___ Exercise inputs ___
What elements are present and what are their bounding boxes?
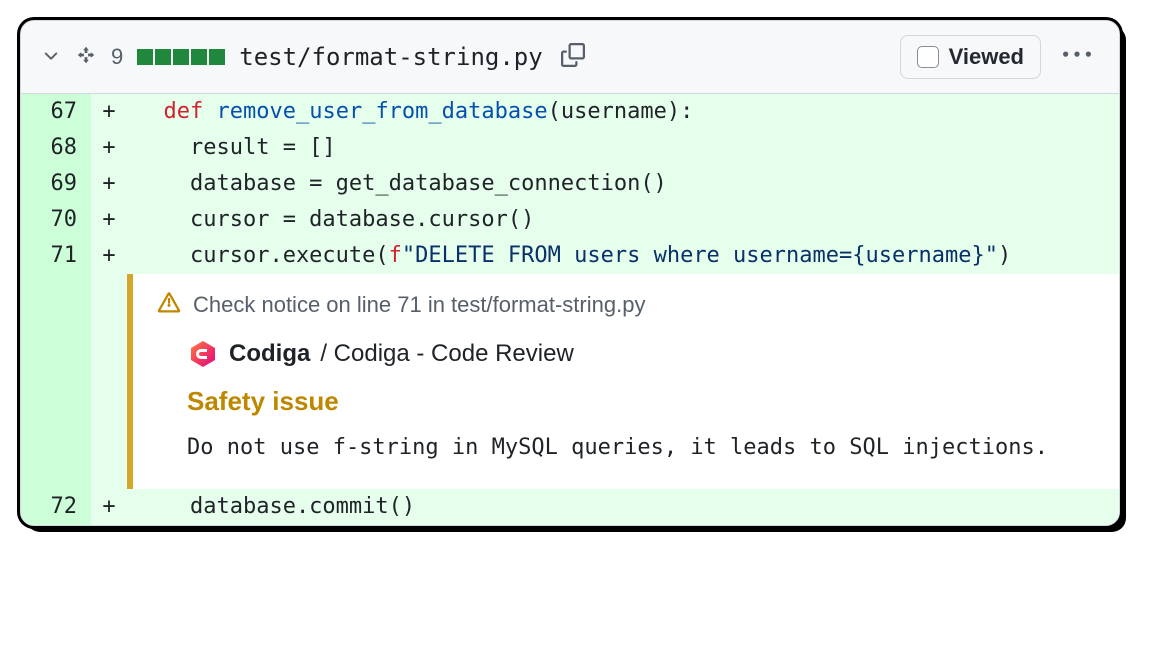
code-line: 67 + def remove_user_from_database(usern… (21, 94, 1119, 130)
code-line: 72 + database.commit() (21, 489, 1119, 525)
line-number: 70 (21, 202, 91, 238)
annotation-marker-col (91, 274, 127, 489)
code-content: cursor = database.cursor() (127, 202, 1119, 238)
code-content: database = get_database_connection() (127, 166, 1119, 202)
check-annotation: Check notice on line 71 in test/format-s… (21, 274, 1119, 489)
diff-file-card: 9 test/format-string.py Viewed 67 + def … (20, 20, 1120, 526)
code-content: cursor.execute(f"DELETE FROM users where… (127, 238, 1119, 274)
annotation-notice-text: Check notice on line 71 in test/format-s… (193, 292, 645, 318)
file-header: 9 test/format-string.py Viewed (21, 21, 1119, 94)
annotation-app-name[interactable]: Codiga (229, 340, 310, 368)
code-line: 71 + cursor.execute(f"DELETE FROM users … (21, 238, 1119, 274)
diff-body: 67 + def remove_user_from_database(usern… (21, 94, 1119, 525)
diff-stat-squares (137, 49, 225, 65)
code-content: database.commit() (127, 489, 1119, 525)
line-number: 69 (21, 166, 91, 202)
diff-marker: + (91, 166, 127, 202)
annotation-header: Check notice on line 71 in test/format-s… (157, 290, 1095, 320)
code-content: def remove_user_from_database(username): (127, 94, 1119, 130)
line-number: 67 (21, 94, 91, 130)
annotation-body: Check notice on line 71 in test/format-s… (127, 274, 1119, 489)
file-path[interactable]: test/format-string.py (239, 43, 542, 71)
code-content: result = [] (127, 130, 1119, 166)
annotation-reviewer: / Codiga - Code Review (320, 340, 573, 368)
line-number: 72 (21, 489, 91, 525)
codiga-logo-icon (187, 338, 219, 370)
diff-marker: + (91, 130, 127, 166)
diff-marker: + (91, 94, 127, 130)
copy-path-icon[interactable] (561, 43, 585, 72)
annotation-message: Do not use f-string in MySQL queries, it… (187, 431, 1095, 465)
diff-marker: + (91, 238, 127, 274)
expand-icon[interactable] (75, 44, 97, 71)
code-line: 68 + result = [] (21, 130, 1119, 166)
code-line: 70 + cursor = database.cursor() (21, 202, 1119, 238)
annotation-title: Safety issue (187, 386, 1095, 417)
viewed-toggle[interactable]: Viewed (900, 35, 1041, 79)
diff-marker: + (91, 202, 127, 238)
annotation-source: Codiga / Codiga - Code Review (187, 338, 1095, 370)
viewed-label: Viewed (949, 44, 1024, 70)
diff-count: 9 (111, 44, 123, 70)
line-number: 71 (21, 238, 91, 274)
collapse-chevron-icon[interactable] (41, 45, 61, 70)
annotation-gutter (21, 274, 91, 489)
code-line: 69 + database = get_database_connection(… (21, 166, 1119, 202)
file-menu-icon[interactable] (1055, 41, 1099, 74)
line-number: 68 (21, 130, 91, 166)
warning-icon (157, 290, 181, 320)
diff-marker: + (91, 489, 127, 525)
viewed-checkbox[interactable] (917, 46, 939, 68)
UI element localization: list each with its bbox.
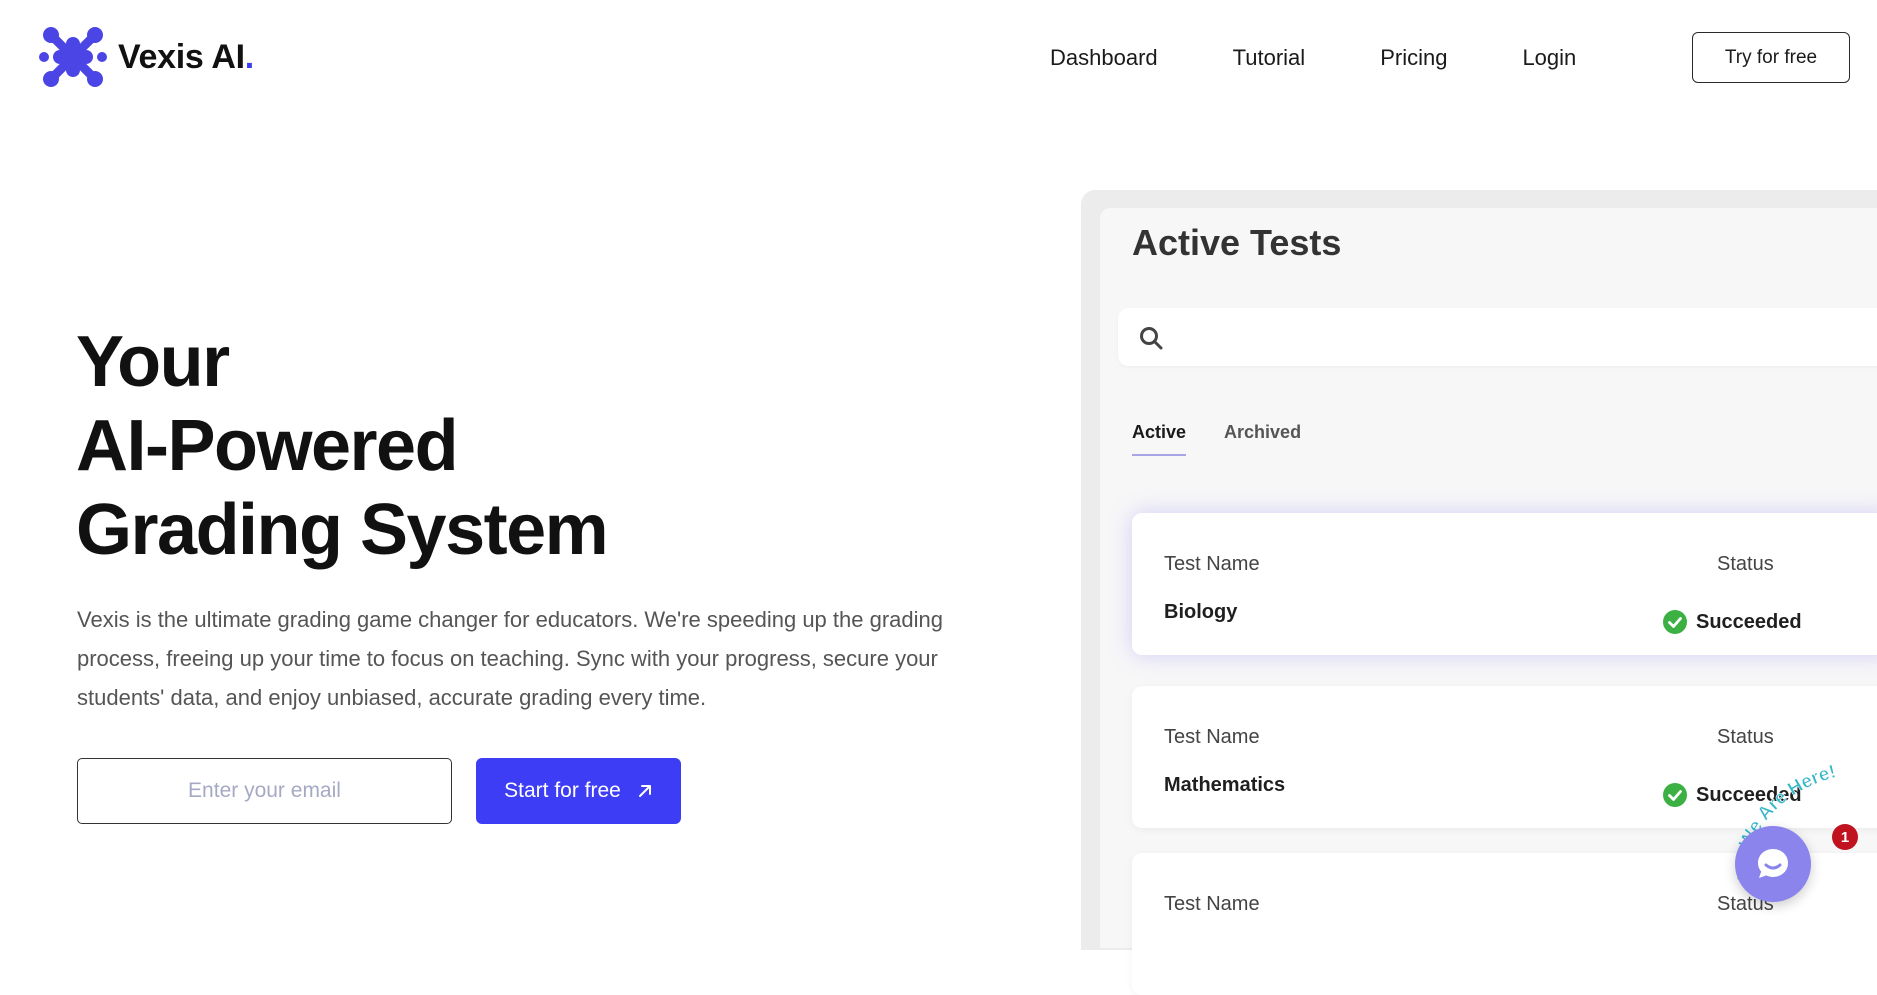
logo-text: Vexis AI.	[118, 37, 254, 76]
arrow-up-right-icon	[638, 785, 651, 797]
start-button-label: Start for free	[504, 779, 621, 802]
chat-bubble-icon	[1758, 849, 1788, 878]
main-nav: Dashboard Tutorial Pricing Login	[1050, 40, 1651, 76]
tests-search-input[interactable]	[1118, 308, 1877, 366]
hero-title-line: Grading System	[76, 490, 609, 570]
notification-badge: 1	[1832, 824, 1858, 850]
nav-tutorial[interactable]: Tutorial	[1233, 45, 1306, 71]
test-tabs: Active Archived	[1132, 422, 1339, 456]
nav-dashboard[interactable]: Dashboard	[1050, 45, 1158, 71]
test-name-label: Test Name	[1164, 726, 1260, 748]
logo-link[interactable]: Vexis AI.	[38, 22, 254, 92]
check-circle-icon	[1663, 783, 1687, 807]
tab-archived[interactable]: Archived	[1224, 422, 1301, 456]
status-label: Status	[1717, 553, 1774, 575]
test-name-label: Test Name	[1164, 893, 1260, 915]
tab-active[interactable]: Active	[1132, 422, 1187, 456]
site-header: Vexis AI. Dashboard Tutorial Pricing Log…	[0, 0, 1877, 115]
test-name-label: Test Name	[1164, 553, 1260, 575]
nav-pricing[interactable]: Pricing	[1380, 45, 1447, 71]
chat-launcher-button[interactable]	[1735, 826, 1811, 902]
nav-login[interactable]: Login	[1522, 45, 1576, 71]
hero-title-line: AI-Powered	[76, 406, 459, 486]
active-tests-title: Active Tests	[1132, 222, 1342, 263]
hero-title: Your AI-Powered Grading System	[76, 320, 609, 572]
status-badge: Succeeded	[1662, 609, 1802, 635]
start-for-free-button[interactable]: Start for free	[476, 758, 681, 824]
try-for-free-button[interactable]: Try for free	[1692, 32, 1850, 83]
search-icon	[1140, 327, 1163, 350]
test-name: Mathematics	[1164, 774, 1286, 796]
test-name: Biology	[1164, 601, 1238, 623]
hero-title-line: Your	[76, 322, 230, 402]
test-card[interactable]: Test Name Status Biology Succeeded	[1132, 513, 1877, 655]
vexis-logo-icon	[39, 27, 107, 87]
email-input[interactable]	[77, 758, 452, 824]
status-label: Status	[1717, 726, 1774, 748]
hero-description: Vexis is the ultimate grading game chang…	[77, 607, 943, 710]
check-circle-icon	[1663, 610, 1687, 634]
status-text: Succeeded	[1696, 610, 1802, 633]
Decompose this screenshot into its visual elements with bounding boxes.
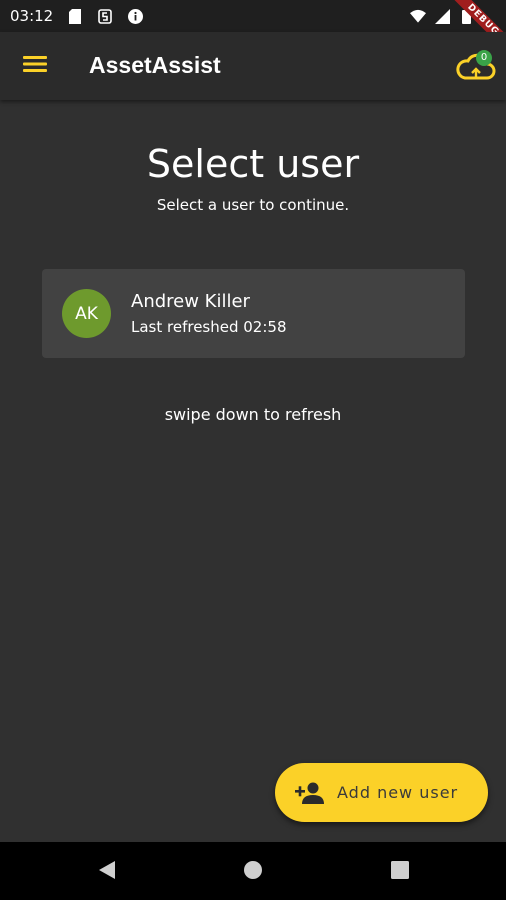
add-new-user-button[interactable]: Add new user	[275, 763, 488, 822]
app-bar: AssetAssist 0	[0, 32, 506, 100]
add-new-user-label: Add new user	[337, 783, 459, 802]
user-name: Andrew Killer	[131, 291, 250, 312]
app-title: AssetAssist	[89, 52, 221, 78]
last-refreshed-text: Last refreshed 02:58	[131, 318, 287, 336]
sd-card-icon	[67, 8, 83, 24]
sync-badge: 0	[476, 50, 492, 66]
cloud-sync-icon	[456, 53, 496, 88]
cloud-sync-button[interactable]: 0	[456, 48, 496, 84]
menu-icon	[23, 55, 47, 77]
home-button[interactable]	[241, 860, 265, 884]
wifi-icon	[410, 8, 426, 24]
recents-icon	[391, 861, 409, 883]
add-person-icon	[295, 781, 325, 805]
signal-icon	[434, 8, 450, 24]
back-icon	[98, 860, 116, 884]
info-icon	[127, 8, 143, 24]
s-notification-icon	[97, 8, 113, 24]
page-subtitle: Select a user to continue.	[156, 196, 350, 214]
home-icon	[243, 860, 263, 884]
refresh-hint: swipe down to refresh	[164, 405, 342, 424]
page-title: Select user	[146, 142, 360, 186]
avatar: AK	[62, 289, 111, 338]
recents-button[interactable]	[388, 860, 412, 884]
status-time: 03:12	[10, 7, 54, 25]
system-nav-bar	[0, 842, 506, 900]
back-button[interactable]	[95, 860, 119, 884]
status-bar: 03:12	[0, 0, 506, 32]
menu-button[interactable]	[18, 52, 52, 80]
user-card[interactable]: AK Andrew Killer Last refreshed 02:58	[42, 269, 465, 358]
battery-icon	[458, 8, 474, 24]
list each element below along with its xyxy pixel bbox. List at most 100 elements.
___
- Your task -
Give the lines above as a JSON list of strings, one string per line, with blank lines left out. Omit the pictures.

- Written solution -
[
  "What elements are present and what are their bounding boxes?",
  "code-line: 67 + def remove_user_from_database(usern… (21, 94, 1119, 130)",
  "code-line: 72 + database.commit() (21, 489, 1119, 525)",
  "line-number: 70 (21, 202, 91, 238)",
  "annotation-marker-col (91, 274, 127, 489)",
  "code-content: cursor = database.cursor() (127, 202, 1119, 238)",
  "code-content: database = get_database_connection() (127, 166, 1119, 202)",
  "check-annotation: Check notice on line 71 in test/format-s… (21, 274, 1119, 489)",
  "diff-file-card: 9 test/format-string.py Viewed 67 + def … (20, 20, 1120, 526)",
  "code-content: cursor.execute(f\"DELETE FROM users where… (127, 238, 1119, 274)",
  "annotation-notice-text: Check notice on line 71 in test/format-s… (193, 292, 645, 318)",
  "file-header: 9 test/format-string.py Viewed (21, 21, 1119, 94)",
  "annotation-app-name[interactable]: Codiga (229, 340, 310, 368)",
  "code-line: 71 + cursor.execute(f\"DELETE FROM users … (21, 238, 1119, 274)",
  "diff-body: 67 + def remove_user_from_database(usern… (21, 94, 1119, 525)",
  "diff-stat-squares (137, 49, 225, 65)",
  "code-content: database.commit() (127, 489, 1119, 525)",
  "line-number: 69 (21, 166, 91, 202)",
  "diff-marker: + (91, 166, 127, 202)",
  "annotation-header: Check notice on line 71 in test/format-s… (157, 290, 1095, 320)",
  "code-content: def remove_user_from_database(username): (127, 94, 1119, 130)",
  "line-number: 67 (21, 94, 91, 130)",
  "annotation-body: Check notice on line 71 in test/format-s… (127, 274, 1119, 489)",
  "file-path[interactable]: test/format-string.py (239, 43, 542, 71)",
  "code-content: result = [] (127, 130, 1119, 166)",
  "annotation-reviewer: / Codiga - Code Review (320, 340, 573, 368)",
  "line-number: 72 (21, 489, 91, 525)",
  "codiga-logo-icon (187, 338, 219, 370)",
  "diff-marker: + (91, 130, 127, 166)",
  "diff-marker: + (91, 94, 127, 130)",
  "copy-path-icon[interactable] (561, 43, 585, 72)",
  "annotation-message: Do not use f-string in MySQL queries, it… (187, 431, 1095, 465)",
  "diff-marker: + (91, 238, 127, 274)",
  "expand-icon[interactable] (75, 44, 97, 71)",
  "code-line: 68 + result = [] (21, 130, 1119, 166)",
  "code-line: 70 + cursor = database.cursor() (21, 202, 1119, 238)",
  "annotation-title: Safety issue (187, 386, 1095, 417)",
  "viewed-toggle[interactable]: Viewed (900, 35, 1041, 79)",
  "diff-marker: + (91, 202, 127, 238)",
  "annotation-source: Codiga / Codiga - Code Review (187, 338, 1095, 370)",
  "viewed-label: Viewed (949, 44, 1024, 70)",
  "diff-count: 9 (111, 44, 123, 70)",
  "line-number: 71 (21, 238, 91, 274)",
  "collapse-chevron-icon[interactable] (41, 45, 61, 70)",
  "annotation-gutter (21, 274, 91, 489)",
  "code-line: 69 + database = get_database_connection(… (21, 166, 1119, 202)",
  "file-menu-icon[interactable] (1055, 41, 1099, 74)",
  "line-number: 68 (21, 130, 91, 166)",
  "warning-icon (157, 290, 181, 320)",
  "diff-marker: + (91, 489, 127, 525)",
  "viewed-checkbox[interactable] (917, 46, 939, 68)",
  "UI element localization: list each with its bbox.",
  "logo-text: Vexis AI.\t[118, 37, 254, 76]",
  "arrow-up-right-icon\t[638, 785, 651, 797]",
  "start-button-label: Start for free\t[504, 779, 621, 802]",
  "chat-bubble-icon\t[1758, 849, 1788, 878]",
  "main-nav: Dashboard Tutorial Pricing Login\t[1050, 40, 1651, 76]",
  "tests-search-input[interactable]\t[1118, 308, 1877, 366]",
  "hero-title-line: Grading System\t[76, 490, 609, 570]",
  "notification-badge: 1\t[1832, 824, 1858, 850]",
  "nav-tutorial[interactable]: Tutorial\t[1233, 45, 1306, 71]",
  "test-tabs: Active Archived\t[1132, 422, 1339, 456]",
  "nav-dashboard[interactable]: Dashboard\t[1050, 45, 1158, 71]",
  "test-name-label: Test Name\t[1164, 726, 1260, 748]",
  "logo-link[interactable]: Vexis AI.\t[38, 22, 254, 92]",
  "check-circle-icon\t[1663, 783, 1687, 807]",
  "tab-archived[interactable]: Archived\t[1224, 422, 1301, 456]",
  "status-label: Status\t[1717, 553, 1774, 575]",
  "test-name-label: Test Name\t[1164, 893, 1260, 915]",
  "tab-active[interactable]: Active\t[1132, 422, 1187, 456]",
  "site-header: Vexis AI. Dashboard Tutorial Pricing Log…\t[0, 0, 1877, 115]",
  "test-name-label: Test Name\t[1164, 553, 1260, 575]",
  "nav-pricing[interactable]: Pricing\t[1380, 45, 1447, 71]",
  "chat-launcher-button[interactable]\t[1735, 826, 1811, 902]",
  "nav-login[interactable]: Login\t[1522, 45, 1576, 71]",
  "hero-title-line: AI-Powered\t[76, 406, 459, 486]",
  "active-tests-title: Active Tests\t[1132, 222, 1342, 263]",
  "hero-title: Your AI-Powered Grading System\t[76, 320, 609, 572]",
  "status-badge: Succeeded\t[1662, 609, 1802, 635]",
  "start-for-free-button[interactable]: Start for free\t[476, 758, 681, 824]",
  "try-for-free-button[interactable]: Try for free\t[1692, 32, 1850, 83]",
  "search-icon\t[1140, 327, 1163, 350]",
  "test-name: Mathematics\t[1164, 774, 1286, 796]",
  "test-name: Biology\t[1164, 601, 1238, 623]",
  "hero-title-line: Your\t[76, 322, 230, 402]",
  "test-card[interactable]: Test Name Status Biology Succeeded\t[1132, 513, 1877, 655]",
  "vexis-logo-icon\t[39, 27, 107, 87]",
  "email-input[interactable]\t[77, 758, 452, 824]",
  "status-label: Status\t[1717, 726, 1774, 748]",
  "hero-description: Vexis is the ultimate grading game chang…\t[77, 607, 943, 710]",
  "check-circle-icon\t[1663, 610, 1687, 634]",
  "status-text: Succeeded\t[1696, 610, 1802, 633]",
  "Decompose this screenshot into its visual elements with bounding boxes.",
  "add-new-user-button[interactable]: Add new user\t[275, 763, 488, 822]",
  "app-bar: AssetAssist 0\t[0, 32, 506, 100]",
  "add-new-user-label: Add new user\t[337, 783, 459, 802]",
  "user-name: Andrew Killer\t[131, 291, 250, 312]",
  "app-title: AssetAssist\t[89, 52, 221, 78]",
  "last-refreshed-text: Last refreshed 02:58\t[131, 318, 287, 336]",
  "sd-card-icon\t[67, 8, 83, 24]",
  "sync-badge: 0\t[476, 50, 492, 66]",
  "cloud-sync-icon\t[456, 53, 496, 88]",
  "cloud-sync-button[interactable]: 0\t[456, 48, 496, 84]",
  "menu-icon\t[23, 55, 47, 77]",
  "home-button[interactable]\t[241, 860, 265, 884]",
  "wifi-icon\t[410, 8, 426, 24]",
  "recents-icon\t[391, 861, 409, 883]",
  "add-person-icon\t[295, 781, 325, 805]",
  "signal-icon\t[434, 8, 450, 24]",
  "back-icon\t[98, 860, 116, 884]",
  "info-icon\t[127, 8, 143, 24]",
  "s-notification-icon\t[97, 8, 113, 24]",
  "page-subtitle: Select a user to continue.\t[156, 196, 350, 214]",
  "home-icon\t[243, 860, 263, 884]",
  "refresh-hint: swipe down to refresh\t[164, 405, 342, 424]",
  "page-title: Select user\t[146, 142, 360, 186]",
  "avatar: AK\t[62, 289, 111, 338]",
  "recents-button[interactable]\t[388, 860, 412, 884]",
  "status-time: 03:12\t[10, 7, 54, 25]",
  "system-nav-bar\t[0, 842, 506, 900]",
  "back-button[interactable]\t[95, 860, 119, 884]",
  "status-bar: 03:12\t[0, 0, 506, 32]",
  "menu-button[interactable]\t[18, 52, 52, 80]",
  "user-card[interactable]: AK Andrew Killer Last refreshed 02:58\t[42, 269, 465, 358]",
  "battery-icon\t[458, 8, 474, 24]",
  "list each element below along with its xyxy pixel bbox. List at most 100 elements."
]